**Trecho do documento**
↓
INSPIRAÇÕES DO POETA

12 de jan. de 2011

Morte Adiada




Acordei predestinada a viver, mas muitas vezes esse viver me assusta, com suas truculências e alçapões aleijados, que súbito me mato, mesmo antes do crepúsculo. Mato-me antes da morte!
Do limbo observo as mãos que nesse meu tempo desertor, ainda assim, não abandonam as minhas e, tão somente por elas, só por elas abro a porta do inferno. Entro e volto!
Volto a ser esse coração que não presta, sem síntese, que ama desembestado e grita necessitado de abraços largos. Dedico-me a um destino que desconheço e sou, essencialmente, a pedra dura e mistério, da terra que surgi.
↑
**Dados armazenados**
↓
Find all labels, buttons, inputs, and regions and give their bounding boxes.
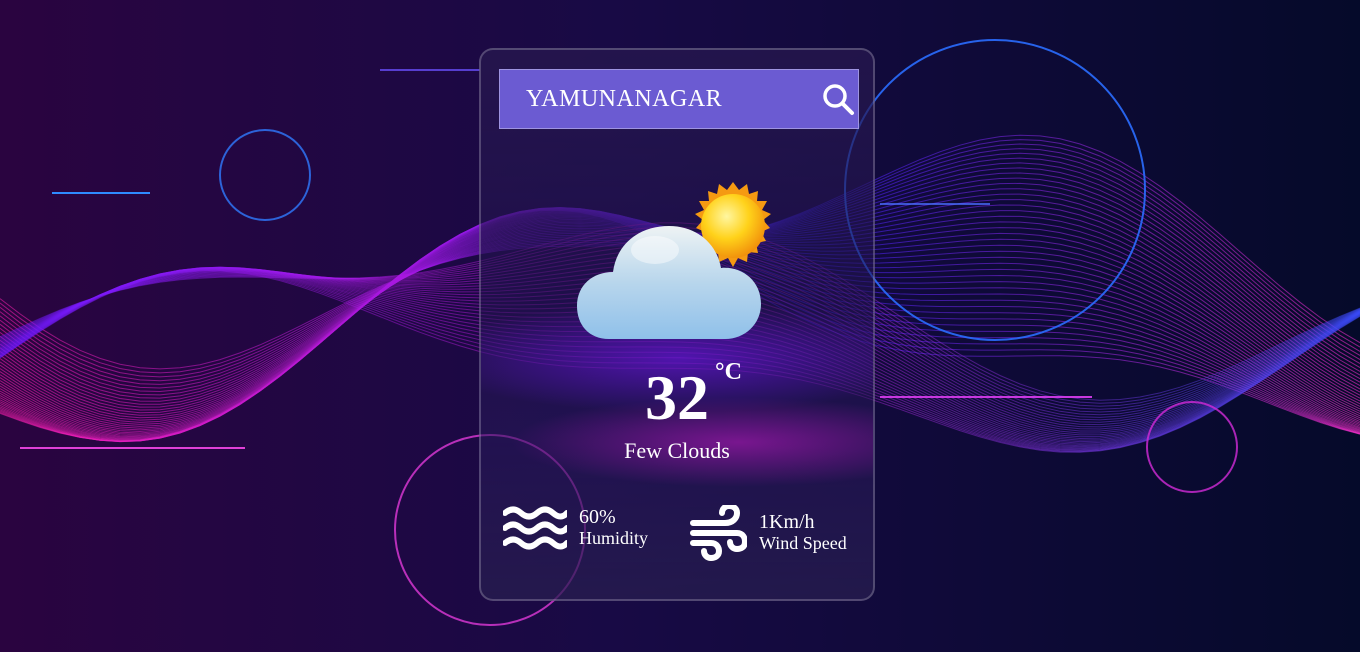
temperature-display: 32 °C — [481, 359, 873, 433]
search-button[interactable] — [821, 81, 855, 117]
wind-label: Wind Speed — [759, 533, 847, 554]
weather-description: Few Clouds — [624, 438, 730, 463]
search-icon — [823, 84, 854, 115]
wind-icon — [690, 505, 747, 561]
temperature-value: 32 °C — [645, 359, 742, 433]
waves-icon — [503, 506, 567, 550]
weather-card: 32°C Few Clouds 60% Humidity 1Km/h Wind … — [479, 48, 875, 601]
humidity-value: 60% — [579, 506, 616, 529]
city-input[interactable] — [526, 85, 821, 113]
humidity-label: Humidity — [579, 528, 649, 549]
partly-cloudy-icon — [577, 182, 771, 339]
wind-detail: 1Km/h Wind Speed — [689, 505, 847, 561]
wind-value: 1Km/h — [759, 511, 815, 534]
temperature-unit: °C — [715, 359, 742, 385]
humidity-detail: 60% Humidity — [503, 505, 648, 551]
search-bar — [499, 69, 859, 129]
↑
**Instruções de trabalho**
1. No texto Morte Adiada, por causa de quê a voz que fala abre a porta do inferno?
2. Por favor, dê continuidade ao texto Morte Adiada a partir da última frase.

**Respostas por tarefa**
1. Por causa das mãos que, mesmo em seu tempo desertor, não abandonam as suas.

2.
Acordei sem importância, mas obediente aos olhos e senti nos cílios o beijo acalorado do sol. Havia um tráfego de vozes vindo da janela que lembrava folhas de outono, mas tudo era verão e tão explícito na fronha suada e solitária, que desisti de inventar minha clandestinidade.
Precisava morrer, o essencial tempo desorganizado, diante da comoção fingida, mas como? Não sem antes beber o café amargo e fumar, mas não havia cigarros nem objeções.
Vesti-me simples, como funeral de indigente e desci em busca de cumprir o rito. Andei um pequeno trecho da rua Conde Bernadotte, até alcançar a banca de jornais. Comprei o cigarro e sorri cinicamente, pra nada e ninguém, apenas gesto inconsciente.
Pensei: O Leblon é definitivo e eu não, que sou vertigem e não cotidiano, quando não sou o que entendo; quando não vou aonde quero; quando sonho o que não acordo. Eu morro e o Leblon continua de fato e na poesia, não minha.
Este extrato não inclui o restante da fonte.